[Stored data entries]
--*--

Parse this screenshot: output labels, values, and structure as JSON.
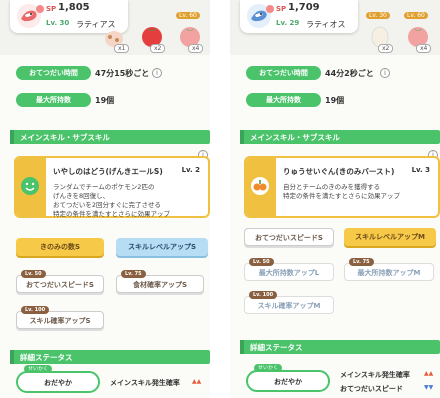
{
  "left": {
    "header": {
      "sp_label": "SP",
      "sp_value": "1,805",
      "level": "Lv. 30",
      "name": "ラティアス"
    },
    "ingredients": [
      {
        "lv": "",
        "count": "x1"
      },
      {
        "lv": "",
        "count": "x2"
      },
      {
        "lv": "Lv. 60",
        "count": "x4"
      }
    ],
    "stats": [
      {
        "label": "おてつだい時間",
        "value": "47分15秒ごと"
      },
      {
        "label": "最大所持数",
        "value": "19個"
      }
    ],
    "main_skill_section": "メインスキル・サブスキル",
    "skill": {
      "name": "いやしのはどう(げんきエールS)",
      "level": "Lv. 2",
      "description": "ランダムでチームのポケモン2匹の\nげんきを8回復し、\nおてつだいを2回分すぐに完了させる\n特定の条件を満たすとさらに効果アップ"
    },
    "subskills": [
      {
        "label": "きのみの数S",
        "style": "yellow",
        "lock": ""
      },
      {
        "label": "スキルレベルアップS",
        "style": "blue",
        "lock": ""
      },
      {
        "label": "おてつだいスピードS",
        "style": "white",
        "lock": "Lv. 50"
      },
      {
        "label": "食材確率アップS",
        "style": "white",
        "lock": "Lv. 75"
      },
      {
        "label": "スキル確率アップS",
        "style": "white",
        "lock": "Lv. 100"
      }
    ],
    "detail_section": "詳細ステータス",
    "nature_tag": "せいかく",
    "nature": "おだやか",
    "nature_stats": [
      {
        "label": "メインスキル発生確率",
        "arrows": "▲▲"
      }
    ]
  },
  "right": {
    "header": {
      "sp_label": "SP",
      "sp_value": "1,709",
      "level": "Lv. 29",
      "name": "ラティオス"
    },
    "ingredients": [
      {
        "lv": "Lv. 30",
        "count": "x2"
      },
      {
        "lv": "Lv. 60",
        "count": "x4"
      }
    ],
    "stats": [
      {
        "label": "おてつだい時間",
        "value": "44分2秒ごと"
      },
      {
        "label": "最大所持数",
        "value": "19個"
      }
    ],
    "main_skill_section": "メインスキル・サブスキル",
    "skill": {
      "name": "りゅうせいぐん(きのみバースト)",
      "level": "Lv. 3",
      "description": "自分とチームのきのみを獲得する\n特定の条件を満たすとさらに効果アップ"
    },
    "subskills": [
      {
        "label": "おてつだいスピードS",
        "style": "white",
        "lock": ""
      },
      {
        "label": "スキルレベルアップM",
        "style": "yellow",
        "lock": ""
      },
      {
        "label": "最大所持数アップL",
        "style": "locked",
        "lock": "Lv. 50"
      },
      {
        "label": "最大所持数アップM",
        "style": "locked",
        "lock": "Lv. 75"
      },
      {
        "label": "スキル確率アップM",
        "style": "locked",
        "lock": "Lv. 100"
      }
    ],
    "detail_section": "詳細ステータス",
    "nature_tag": "せいかく",
    "nature": "おだやか",
    "nature_stats": [
      {
        "label": "メインスキル発生確率",
        "arrows": "▲▲"
      },
      {
        "label": "おてつだいスピード",
        "arrows": "▼▼"
      }
    ]
  },
  "colors": {
    "accent_green": "#4bc36b",
    "skill_yellow": "#f0c040",
    "subskill_blue": "#b7ddf5"
  }
}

--*--

EXERCISE DIRECTIONS: Show each line in the entries that holds the string "name".

OUTPUT BELOW:
      "name": "ラティアス"
      "name": "いやしのはどう(げんきエールS)",
      "name": "ラティオス"
      "name": "りゅうせいぐん(きのみバースト)",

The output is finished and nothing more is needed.